*MATERIAL SUPPLIED*
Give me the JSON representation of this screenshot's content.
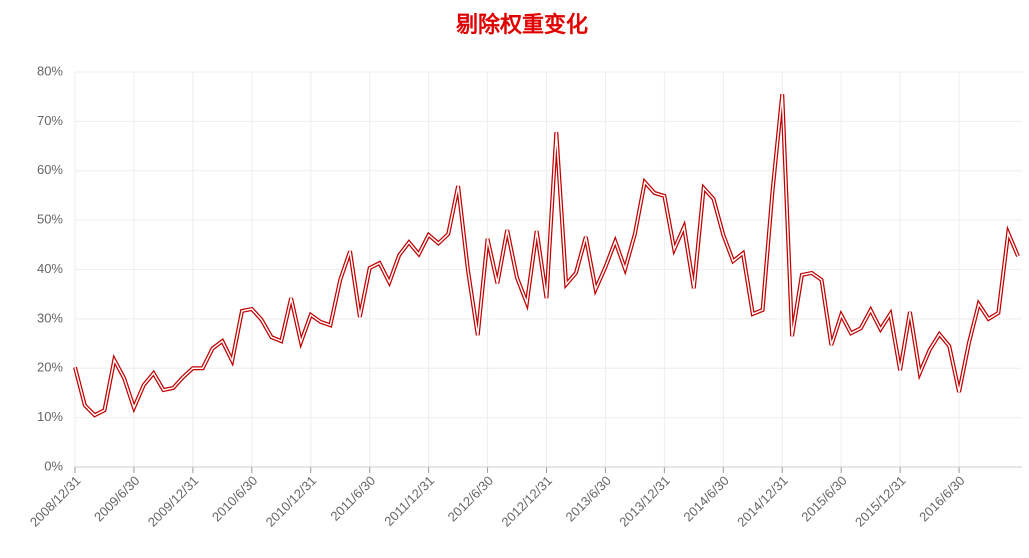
{
  "chart_data": {
    "type": "line",
    "title": "剔除权重变化",
    "categories": [
      "2008/12/31",
      null,
      null,
      null,
      null,
      null,
      "2009/6/30",
      null,
      null,
      null,
      null,
      null,
      "2009/12/31",
      null,
      null,
      null,
      null,
      null,
      "2010/6/30",
      null,
      null,
      null,
      null,
      null,
      "2010/12/31",
      null,
      null,
      null,
      null,
      null,
      "2011/6/30",
      null,
      null,
      null,
      null,
      null,
      "2011/12/31",
      null,
      null,
      null,
      null,
      null,
      "2012/6/30",
      null,
      null,
      null,
      null,
      null,
      "2012/12/31",
      null,
      null,
      null,
      null,
      null,
      "2013/6/30",
      null,
      null,
      null,
      null,
      null,
      "2013/12/31",
      null,
      null,
      null,
      null,
      null,
      "2014/6/30",
      null,
      null,
      null,
      null,
      null,
      "2014/12/31",
      null,
      null,
      null,
      null,
      null,
      "2015/6/30",
      null,
      null,
      null,
      null,
      null,
      "2015/12/31",
      null,
      null,
      null,
      null,
      null,
      "2016/6/30",
      null,
      null,
      null,
      null,
      null,
      null
    ],
    "values": [
      20.2,
      12.5,
      10.5,
      11.5,
      21.7,
      18,
      12,
      16.6,
      19,
      15.6,
      16,
      18.2,
      20,
      20,
      24,
      25.5,
      21.5,
      31.6,
      32,
      29.8,
      26.3,
      25.5,
      34.2,
      25.3,
      30.8,
      29.4,
      28.7,
      37.9,
      43.7,
      30.4,
      40.3,
      41.3,
      37.4,
      42.9,
      45.5,
      43.1,
      47,
      45.3,
      47.2,
      56.9,
      39.9,
      26.7,
      46.2,
      37.2,
      48,
      38.3,
      33.2,
      47.8,
      34.2,
      67.8,
      37,
      39.3,
      46.6,
      36,
      40.5,
      45.7,
      40.1,
      47.2,
      57.7,
      55.5,
      54.9,
      44.1,
      48.6,
      36.2,
      56.5,
      54.3,
      47,
      41.7,
      43.3,
      31,
      31.8,
      55.7,
      75.5,
      26.5,
      38.9,
      39.3,
      37.9,
      24.7,
      30.8,
      27.1,
      28.1,
      31.8,
      27.9,
      31,
      19.6,
      31.4,
      19,
      23.7,
      26.9,
      24.5,
      15.2,
      25.1,
      33,
      30,
      31.2,
      47.4,
      42.7
    ],
    "color": "#c00000",
    "ylim": [
      0,
      80
    ],
    "yticks": [
      {
        "value": 0,
        "label": "0%"
      },
      {
        "value": 10,
        "label": "10%"
      },
      {
        "value": 20,
        "label": "20%"
      },
      {
        "value": 30,
        "label": "30%"
      },
      {
        "value": 40,
        "label": "40%"
      },
      {
        "value": 50,
        "label": "50%"
      },
      {
        "value": 60,
        "label": "60%"
      },
      {
        "value": 70,
        "label": "70%"
      },
      {
        "value": 80,
        "label": "80%"
      }
    ],
    "grid": true
  }
}
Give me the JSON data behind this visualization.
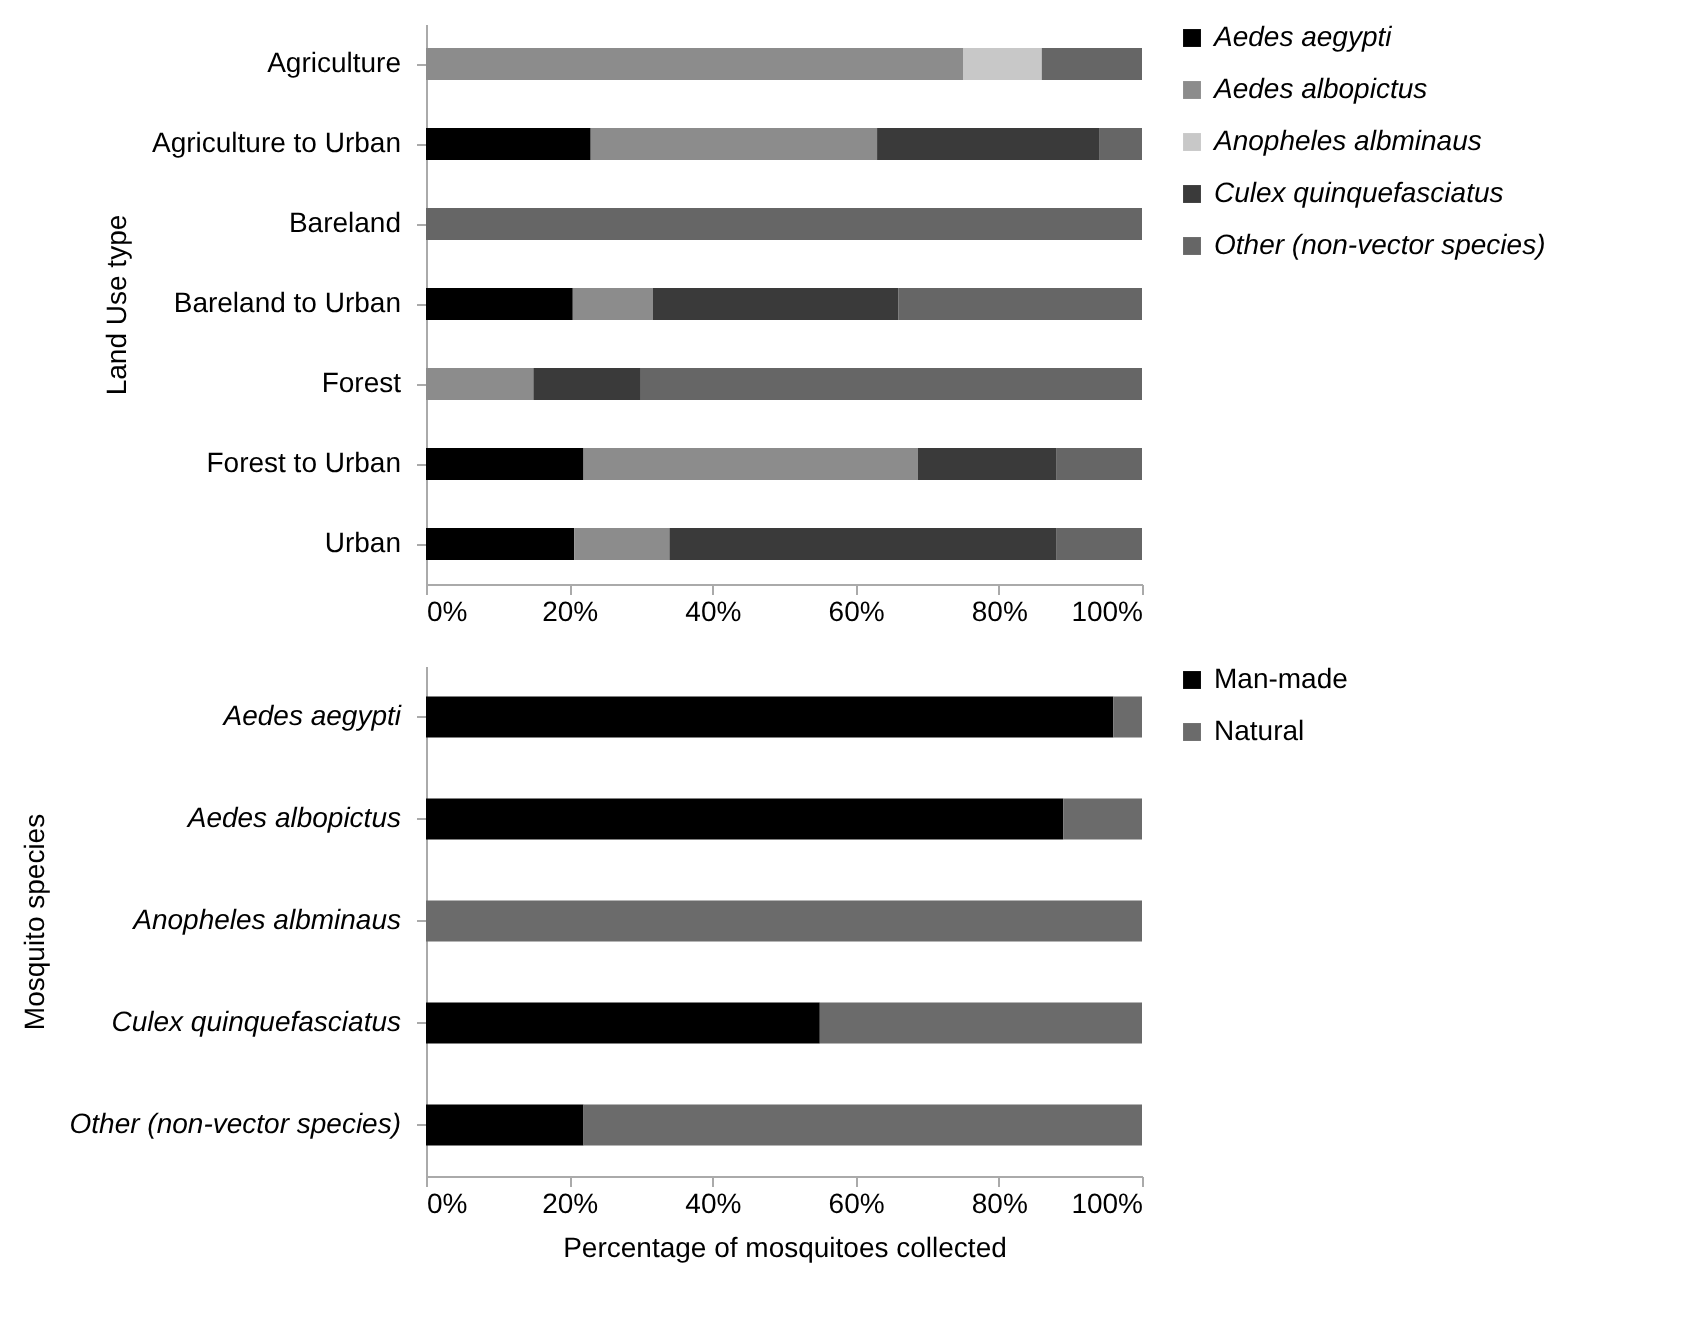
{
  "chart_data": [
    {
      "type": "bar",
      "orientation": "horizontal",
      "stacked": true,
      "ylabel": "Land Use type",
      "categories": [
        "Agriculture",
        "Agriculture to Urban",
        "Bareland",
        "Bareland to Urban",
        "Forest",
        "Forest to Urban",
        "Urban"
      ],
      "series": [
        {
          "name": "Aedes aegypti",
          "color": "#000000",
          "values": [
            0,
            23,
            0,
            20.5,
            0,
            22,
            20.7
          ]
        },
        {
          "name": "Aedes albopictus",
          "color": "#8c8c8c",
          "values": [
            75,
            40,
            0,
            11.2,
            15,
            46.7,
            13.3
          ]
        },
        {
          "name": "Anopheles albminaus",
          "color": "#c8c8c8",
          "values": [
            11,
            0,
            0,
            0,
            0,
            0,
            0
          ]
        },
        {
          "name": "Culex quinquefasciatus",
          "color": "#3a3a3a",
          "values": [
            0,
            31,
            0,
            34.3,
            15,
            19.3,
            54
          ]
        },
        {
          "name": "Other (non-vector species)",
          "color": "#666666",
          "values": [
            14,
            6,
            100,
            34,
            70,
            12,
            12
          ]
        }
      ],
      "xlim": [
        0,
        100
      ],
      "xticks": [
        {
          "value": 0,
          "label": "0%"
        },
        {
          "value": 20,
          "label": "20%"
        },
        {
          "value": 40,
          "label": "40%"
        },
        {
          "value": 60,
          "label": "60%"
        },
        {
          "value": 80,
          "label": "80%"
        },
        {
          "value": 100,
          "label": "100%"
        }
      ],
      "grid": false,
      "legend": "right"
    },
    {
      "type": "bar",
      "orientation": "horizontal",
      "stacked": true,
      "xlabel": "Percentage of mosquitoes collected",
      "ylabel": "Mosquito species",
      "categories": [
        "Aedes aegypti",
        "Aedes albopictus",
        "Anopheles albminaus",
        "Culex quinquefasciatus",
        "Other (non-vector species)"
      ],
      "series": [
        {
          "name": "Man-made",
          "color": "#000000",
          "values": [
            96,
            89,
            0,
            55,
            22
          ]
        },
        {
          "name": "Natural",
          "color": "#6b6b6b",
          "values": [
            4,
            11,
            100,
            45,
            78
          ]
        }
      ],
      "xlim": [
        0,
        100
      ],
      "xticks": [
        {
          "value": 0,
          "label": "0%"
        },
        {
          "value": 20,
          "label": "20%"
        },
        {
          "value": 40,
          "label": "40%"
        },
        {
          "value": 60,
          "label": "60%"
        },
        {
          "value": 80,
          "label": "80%"
        },
        {
          "value": 100,
          "label": "100%"
        }
      ],
      "grid": false,
      "legend": "right"
    }
  ]
}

*REQUEST*
Identify every line above that includes the word "JSON", and show those lines.

*TASK SOLUTION*
Give me the JSON representation of this screenshot's content.
Give me the JSON data behind this visualization.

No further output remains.